Collection entries
-=-=-
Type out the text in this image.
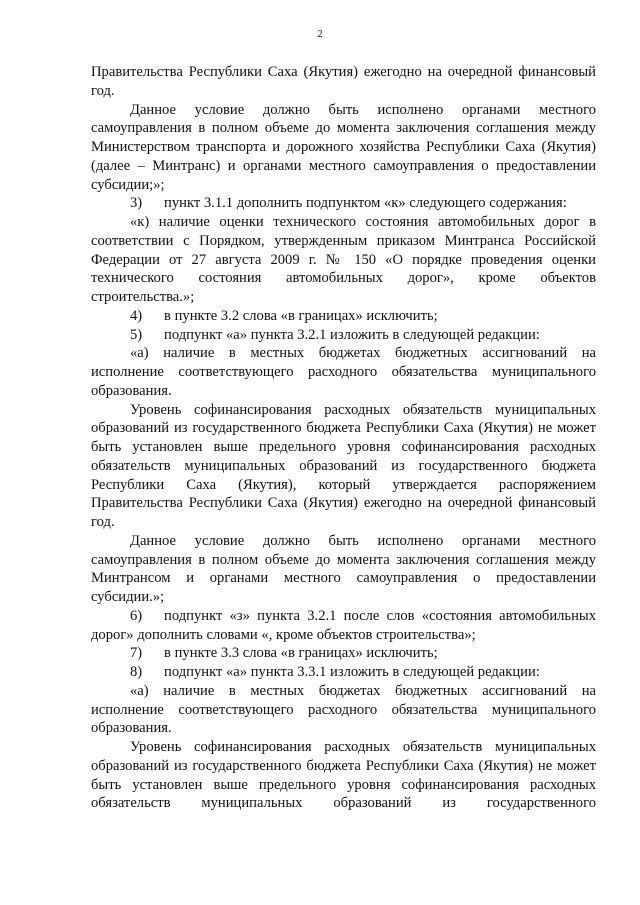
2

Правительства Республики Саха (Якутия) ежегодно на очередной финансовый год.

Данное условие должно быть исполнено органами местного самоуправления в полном объеме до момента заключения соглашения между Министерством транспорта и дорожного хозяйства Республики Саха (Якутия) (далее – Минтранс) и органами местного самоуправления о предоставлении субсидии;»;

3)  пункт 3.1.1 дополнить подпунктом «к» следующего содержания:

«к) наличие оценки технического состояния автомобильных дорог в соответствии с Порядком, утвержденным приказом Минтранса Российской Федерации от 27 августа 2009 г. № 150 «О порядке проведения оценки технического состояния автомобильных дорог», кроме объектов строительства.»;

4)  в пункте 3.2 слова «в границах» исключить;

5)  подпункт «а» пункта 3.2.1 изложить в следующей редакции:

«а) наличие в местных бюджетах бюджетных ассигнований на исполнение соответствующего расходного обязательства муниципального образования.

Уровень софинансирования расходных обязательств муниципальных образований из государственного бюджета Республики Саха (Якутия) не может быть установлен выше предельного уровня софинансирования расходных обязательств муниципальных образований из государственного бюджета Республики Саха (Якутия), который утверждается распоряжением Правительства Республики Саха (Якутия) ежегодно на очередной финансовый год.

Данное условие должно быть исполнено органами местного самоуправления в полном объеме до момента заключения соглашения между Минтрансом и органами местного самоуправления о предоставлении субсидии.»;

6)  подпункт «з» пункта 3.2.1 после слов «состояния автомобильных дорог» дополнить словами «, кроме объектов строительства»;

7)  в пункте 3.3 слова «в границах» исключить;

8)  подпункт «а» пункта 3.3.1 изложить в следующей редакции:

«а) наличие в местных бюджетах бюджетных ассигнований на исполнение соответствующего расходного обязательства муниципального образования.

Уровень софинансирования расходных обязательств муниципальных образований из государственного бюджета Республики Саха (Якутия) не может быть установлен выше предельного уровня софинансирования расходных обязательств муниципальных образований из государственного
-=-=-
→ Exercise goal
Retype the data above exactly; pictures are not part of the copy.

→ Final result
Type out the text in this image.
2

Правительства Республики Саха (Якутия) ежегодно на очередной финансовый год.

Данное условие должно быть исполнено органами местного самоуправления в полном объеме до момента заключения соглашения между Министерством транспорта и дорожного хозяйства Республики Саха (Якутия) (далее – Минтранс) и органами местного самоуправления о предоставлении субсидии;»;

3)  пункт 3.1.1 дополнить подпунктом «к» следующего содержания:

«к) наличие оценки технического состояния автомобильных дорог в соответствии с Порядком, утвержденным приказом Минтранса Российской Федерации от 27 августа 2009 г. № 150 «О порядке проведения оценки технического состояния автомобильных дорог», кроме объектов строительства.»;

4)  в пункте 3.2 слова «в границах» исключить;

5)  подпункт «а» пункта 3.2.1 изложить в следующей редакции:

«а) наличие в местных бюджетах бюджетных ассигнований на исполнение соответствующего расходного обязательства муниципального образования.

Уровень софинансирования расходных обязательств муниципальных образований из государственного бюджета Республики Саха (Якутия) не может быть установлен выше предельного уровня софинансирования расходных обязательств муниципальных образований из государственного бюджета Республики Саха (Якутия), который утверждается распоряжением Правительства Республики Саха (Якутия) ежегодно на очередной финансовый год.

Данное условие должно быть исполнено органами местного самоуправления в полном объеме до момента заключения соглашения между Минтрансом и органами местного самоуправления о предоставлении субсидии.»;

6)  подпункт «з» пункта 3.2.1 после слов «состояния автомобильных дорог» дополнить словами «, кроме объектов строительства»;

7)  в пункте 3.3 слова «в границах» исключить;

8)  подпункт «а» пункта 3.3.1 изложить в следующей редакции:

«а) наличие в местных бюджетах бюджетных ассигнований на исполнение соответствующего расходного обязательства муниципального образования.

Уровень софинансирования расходных обязательств муниципальных образований из государственного бюджета Республики Саха (Якутия) не может быть установлен выше предельного уровня софинансирования расходных обязательств муниципальных образований из государственного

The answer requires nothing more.